Description of the task -
Look through the data below. Show each line where the string "Последний" occurs.

(Data records)
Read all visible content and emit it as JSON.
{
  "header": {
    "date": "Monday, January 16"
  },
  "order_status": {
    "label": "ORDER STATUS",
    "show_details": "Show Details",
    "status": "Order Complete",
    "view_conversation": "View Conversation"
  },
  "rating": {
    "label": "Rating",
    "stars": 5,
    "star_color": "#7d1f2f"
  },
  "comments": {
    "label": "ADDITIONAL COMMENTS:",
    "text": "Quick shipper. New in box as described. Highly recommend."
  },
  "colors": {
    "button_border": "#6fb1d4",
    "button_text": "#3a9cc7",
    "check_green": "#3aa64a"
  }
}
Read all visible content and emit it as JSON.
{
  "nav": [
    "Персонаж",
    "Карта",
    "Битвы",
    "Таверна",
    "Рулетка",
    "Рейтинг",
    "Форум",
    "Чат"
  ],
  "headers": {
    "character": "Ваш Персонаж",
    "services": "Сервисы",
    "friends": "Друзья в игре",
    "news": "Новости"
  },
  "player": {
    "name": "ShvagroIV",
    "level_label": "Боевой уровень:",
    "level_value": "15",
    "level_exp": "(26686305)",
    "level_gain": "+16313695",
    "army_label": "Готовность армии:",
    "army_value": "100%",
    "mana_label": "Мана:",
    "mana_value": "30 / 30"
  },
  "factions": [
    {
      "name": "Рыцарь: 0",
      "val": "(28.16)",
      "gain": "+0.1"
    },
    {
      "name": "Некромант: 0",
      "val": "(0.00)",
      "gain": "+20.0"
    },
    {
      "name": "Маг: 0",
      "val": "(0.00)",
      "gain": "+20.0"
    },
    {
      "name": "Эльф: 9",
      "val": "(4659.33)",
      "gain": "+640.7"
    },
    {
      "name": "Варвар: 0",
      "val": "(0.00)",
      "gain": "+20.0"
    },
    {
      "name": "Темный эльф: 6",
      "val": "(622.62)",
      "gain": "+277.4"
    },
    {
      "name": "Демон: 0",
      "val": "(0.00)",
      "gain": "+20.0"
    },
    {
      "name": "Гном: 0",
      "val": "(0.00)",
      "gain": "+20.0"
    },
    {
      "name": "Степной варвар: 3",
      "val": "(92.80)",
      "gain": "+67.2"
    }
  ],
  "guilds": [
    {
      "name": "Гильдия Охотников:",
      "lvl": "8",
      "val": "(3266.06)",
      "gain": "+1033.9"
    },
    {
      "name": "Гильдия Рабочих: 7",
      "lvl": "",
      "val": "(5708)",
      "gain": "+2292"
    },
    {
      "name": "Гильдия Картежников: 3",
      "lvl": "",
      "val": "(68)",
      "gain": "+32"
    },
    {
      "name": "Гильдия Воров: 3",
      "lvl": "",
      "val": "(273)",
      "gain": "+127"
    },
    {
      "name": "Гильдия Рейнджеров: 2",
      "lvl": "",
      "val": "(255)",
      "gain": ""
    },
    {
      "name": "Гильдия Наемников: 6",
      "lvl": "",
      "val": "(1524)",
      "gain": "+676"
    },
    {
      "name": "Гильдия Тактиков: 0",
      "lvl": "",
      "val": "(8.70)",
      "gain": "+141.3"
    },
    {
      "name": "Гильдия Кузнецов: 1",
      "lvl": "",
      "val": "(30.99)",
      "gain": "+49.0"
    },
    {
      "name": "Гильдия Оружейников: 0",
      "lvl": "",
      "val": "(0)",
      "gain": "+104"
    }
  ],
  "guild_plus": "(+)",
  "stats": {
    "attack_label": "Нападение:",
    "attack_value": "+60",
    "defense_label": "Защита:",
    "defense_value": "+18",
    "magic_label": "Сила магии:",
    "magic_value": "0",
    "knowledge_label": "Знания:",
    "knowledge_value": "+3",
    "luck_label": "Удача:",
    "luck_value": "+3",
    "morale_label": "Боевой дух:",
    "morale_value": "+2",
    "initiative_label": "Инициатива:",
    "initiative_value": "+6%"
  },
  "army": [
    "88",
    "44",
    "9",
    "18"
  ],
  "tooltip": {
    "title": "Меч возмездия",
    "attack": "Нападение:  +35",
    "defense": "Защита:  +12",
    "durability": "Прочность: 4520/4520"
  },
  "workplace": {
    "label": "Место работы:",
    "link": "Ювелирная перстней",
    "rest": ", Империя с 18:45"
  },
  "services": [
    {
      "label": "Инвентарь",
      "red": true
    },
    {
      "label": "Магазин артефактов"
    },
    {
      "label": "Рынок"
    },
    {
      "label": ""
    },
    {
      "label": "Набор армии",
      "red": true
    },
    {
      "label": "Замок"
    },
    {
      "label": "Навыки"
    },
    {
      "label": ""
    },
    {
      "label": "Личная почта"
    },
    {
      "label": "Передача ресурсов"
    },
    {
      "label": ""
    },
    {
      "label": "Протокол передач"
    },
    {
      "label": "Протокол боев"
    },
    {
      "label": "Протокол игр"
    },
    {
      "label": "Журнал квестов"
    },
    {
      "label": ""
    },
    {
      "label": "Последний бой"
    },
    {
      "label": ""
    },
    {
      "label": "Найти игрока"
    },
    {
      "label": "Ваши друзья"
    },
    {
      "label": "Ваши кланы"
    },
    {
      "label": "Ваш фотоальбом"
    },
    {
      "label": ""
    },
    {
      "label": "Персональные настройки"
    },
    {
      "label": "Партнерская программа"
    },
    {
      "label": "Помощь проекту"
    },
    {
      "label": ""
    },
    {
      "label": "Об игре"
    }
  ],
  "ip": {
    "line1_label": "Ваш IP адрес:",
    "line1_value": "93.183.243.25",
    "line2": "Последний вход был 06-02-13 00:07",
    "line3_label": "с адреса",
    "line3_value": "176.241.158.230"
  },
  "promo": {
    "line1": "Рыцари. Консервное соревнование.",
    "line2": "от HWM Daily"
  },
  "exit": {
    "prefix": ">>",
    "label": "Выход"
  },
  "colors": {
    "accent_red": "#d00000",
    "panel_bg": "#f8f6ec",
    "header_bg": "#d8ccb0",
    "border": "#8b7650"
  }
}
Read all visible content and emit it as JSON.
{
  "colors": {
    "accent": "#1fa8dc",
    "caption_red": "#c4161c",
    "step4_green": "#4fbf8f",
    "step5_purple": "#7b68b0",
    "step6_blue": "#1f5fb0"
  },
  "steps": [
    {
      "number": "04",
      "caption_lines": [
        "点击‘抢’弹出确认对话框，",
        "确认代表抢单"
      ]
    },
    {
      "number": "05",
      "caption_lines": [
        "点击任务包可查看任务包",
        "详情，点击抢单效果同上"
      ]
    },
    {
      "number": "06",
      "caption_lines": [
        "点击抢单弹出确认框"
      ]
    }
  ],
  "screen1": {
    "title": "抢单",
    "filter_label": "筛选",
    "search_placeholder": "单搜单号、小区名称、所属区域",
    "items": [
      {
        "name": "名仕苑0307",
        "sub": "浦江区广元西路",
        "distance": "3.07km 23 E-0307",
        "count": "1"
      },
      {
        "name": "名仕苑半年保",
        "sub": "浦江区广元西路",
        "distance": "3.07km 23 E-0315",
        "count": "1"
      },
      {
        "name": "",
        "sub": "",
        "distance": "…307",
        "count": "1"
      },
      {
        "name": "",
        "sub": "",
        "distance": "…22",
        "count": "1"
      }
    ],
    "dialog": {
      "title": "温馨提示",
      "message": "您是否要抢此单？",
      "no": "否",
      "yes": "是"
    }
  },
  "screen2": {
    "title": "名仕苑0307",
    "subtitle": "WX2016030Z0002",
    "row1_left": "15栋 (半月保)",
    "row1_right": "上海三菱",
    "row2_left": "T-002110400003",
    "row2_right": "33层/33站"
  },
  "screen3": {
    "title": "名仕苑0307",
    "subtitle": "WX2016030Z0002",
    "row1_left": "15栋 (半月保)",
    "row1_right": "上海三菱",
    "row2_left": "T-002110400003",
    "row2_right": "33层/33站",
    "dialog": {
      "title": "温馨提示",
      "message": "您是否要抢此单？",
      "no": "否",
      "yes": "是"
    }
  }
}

==

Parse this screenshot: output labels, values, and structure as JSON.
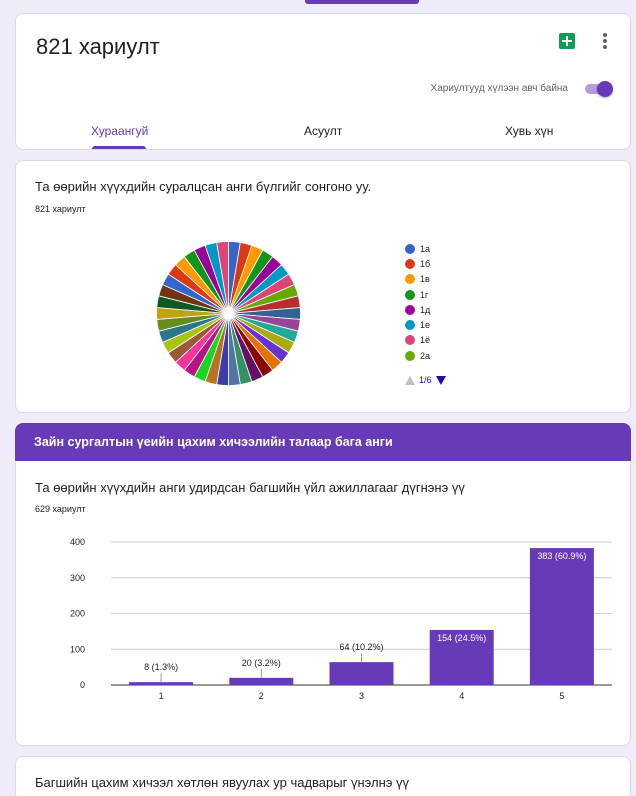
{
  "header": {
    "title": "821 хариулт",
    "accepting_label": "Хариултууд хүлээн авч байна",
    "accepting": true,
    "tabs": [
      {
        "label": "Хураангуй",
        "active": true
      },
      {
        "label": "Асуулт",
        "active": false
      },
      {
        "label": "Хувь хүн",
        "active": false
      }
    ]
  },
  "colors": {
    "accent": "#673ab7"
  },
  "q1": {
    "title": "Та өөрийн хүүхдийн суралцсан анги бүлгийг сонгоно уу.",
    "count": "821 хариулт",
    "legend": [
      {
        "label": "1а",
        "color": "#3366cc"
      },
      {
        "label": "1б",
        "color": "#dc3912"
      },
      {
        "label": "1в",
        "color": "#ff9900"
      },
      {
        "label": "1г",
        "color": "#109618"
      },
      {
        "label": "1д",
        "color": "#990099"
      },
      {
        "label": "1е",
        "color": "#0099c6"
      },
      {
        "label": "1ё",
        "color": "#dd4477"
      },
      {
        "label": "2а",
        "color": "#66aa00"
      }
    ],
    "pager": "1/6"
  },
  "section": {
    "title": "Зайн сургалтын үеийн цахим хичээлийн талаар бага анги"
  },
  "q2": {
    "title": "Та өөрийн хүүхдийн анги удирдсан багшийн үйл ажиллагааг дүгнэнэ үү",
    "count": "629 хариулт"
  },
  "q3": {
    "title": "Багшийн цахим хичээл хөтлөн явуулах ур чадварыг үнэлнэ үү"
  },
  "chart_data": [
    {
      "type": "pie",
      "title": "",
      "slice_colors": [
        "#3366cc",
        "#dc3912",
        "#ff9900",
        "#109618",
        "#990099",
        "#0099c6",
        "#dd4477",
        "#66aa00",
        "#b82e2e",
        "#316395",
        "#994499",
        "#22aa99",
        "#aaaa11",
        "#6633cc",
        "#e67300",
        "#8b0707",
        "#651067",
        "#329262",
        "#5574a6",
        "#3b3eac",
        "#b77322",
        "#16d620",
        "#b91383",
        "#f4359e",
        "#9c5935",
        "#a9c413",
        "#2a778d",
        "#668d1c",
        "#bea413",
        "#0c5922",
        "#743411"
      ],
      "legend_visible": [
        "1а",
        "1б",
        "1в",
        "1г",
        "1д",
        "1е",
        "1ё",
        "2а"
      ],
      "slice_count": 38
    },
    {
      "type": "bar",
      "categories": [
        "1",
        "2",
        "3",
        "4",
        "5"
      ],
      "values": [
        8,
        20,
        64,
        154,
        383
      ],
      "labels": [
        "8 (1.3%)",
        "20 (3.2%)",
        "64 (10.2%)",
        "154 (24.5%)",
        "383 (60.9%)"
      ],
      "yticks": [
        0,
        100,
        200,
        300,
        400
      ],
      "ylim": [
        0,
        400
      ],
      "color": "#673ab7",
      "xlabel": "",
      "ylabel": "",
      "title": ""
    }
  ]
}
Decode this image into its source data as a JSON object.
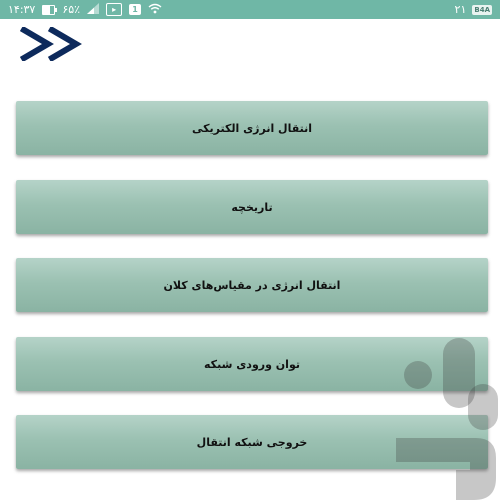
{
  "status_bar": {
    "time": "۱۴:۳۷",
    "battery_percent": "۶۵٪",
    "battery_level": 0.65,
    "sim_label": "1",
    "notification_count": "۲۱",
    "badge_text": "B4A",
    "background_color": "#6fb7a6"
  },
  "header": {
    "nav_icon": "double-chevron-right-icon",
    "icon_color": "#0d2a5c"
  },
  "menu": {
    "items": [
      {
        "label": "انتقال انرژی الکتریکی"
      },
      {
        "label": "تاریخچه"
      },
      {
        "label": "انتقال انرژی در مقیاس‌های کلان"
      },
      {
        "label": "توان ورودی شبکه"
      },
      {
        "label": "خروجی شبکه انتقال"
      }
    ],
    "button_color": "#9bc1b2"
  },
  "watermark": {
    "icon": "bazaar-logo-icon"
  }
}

* * *

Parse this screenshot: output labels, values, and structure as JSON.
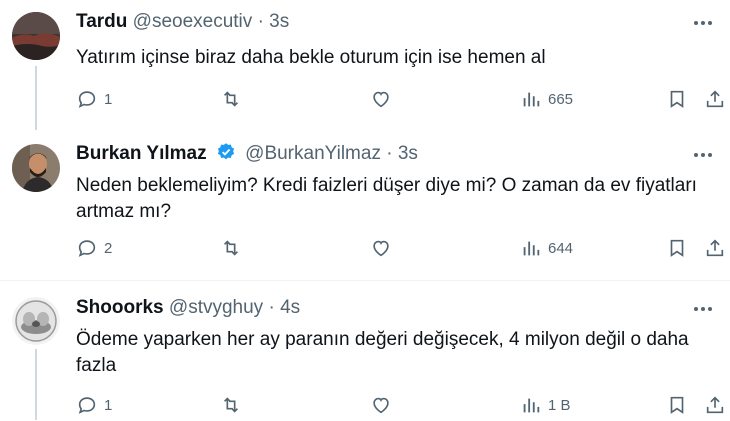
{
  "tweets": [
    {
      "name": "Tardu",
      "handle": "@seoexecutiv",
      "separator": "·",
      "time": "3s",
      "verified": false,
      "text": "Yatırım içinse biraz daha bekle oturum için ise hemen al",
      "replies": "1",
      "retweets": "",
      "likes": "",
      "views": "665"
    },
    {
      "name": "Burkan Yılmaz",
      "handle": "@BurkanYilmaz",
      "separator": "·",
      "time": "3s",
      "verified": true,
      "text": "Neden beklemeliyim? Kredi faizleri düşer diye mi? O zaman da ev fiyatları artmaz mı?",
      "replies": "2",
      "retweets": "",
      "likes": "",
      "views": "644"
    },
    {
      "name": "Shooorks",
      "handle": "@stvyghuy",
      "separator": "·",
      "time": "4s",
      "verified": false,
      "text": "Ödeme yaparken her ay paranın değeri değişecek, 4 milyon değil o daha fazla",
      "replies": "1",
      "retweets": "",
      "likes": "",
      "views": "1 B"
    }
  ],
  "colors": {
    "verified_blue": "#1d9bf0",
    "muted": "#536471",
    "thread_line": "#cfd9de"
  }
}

Correct response -
      "label": "Последний бой"
    "line2": "Последний вход был 06-02-13 00:07",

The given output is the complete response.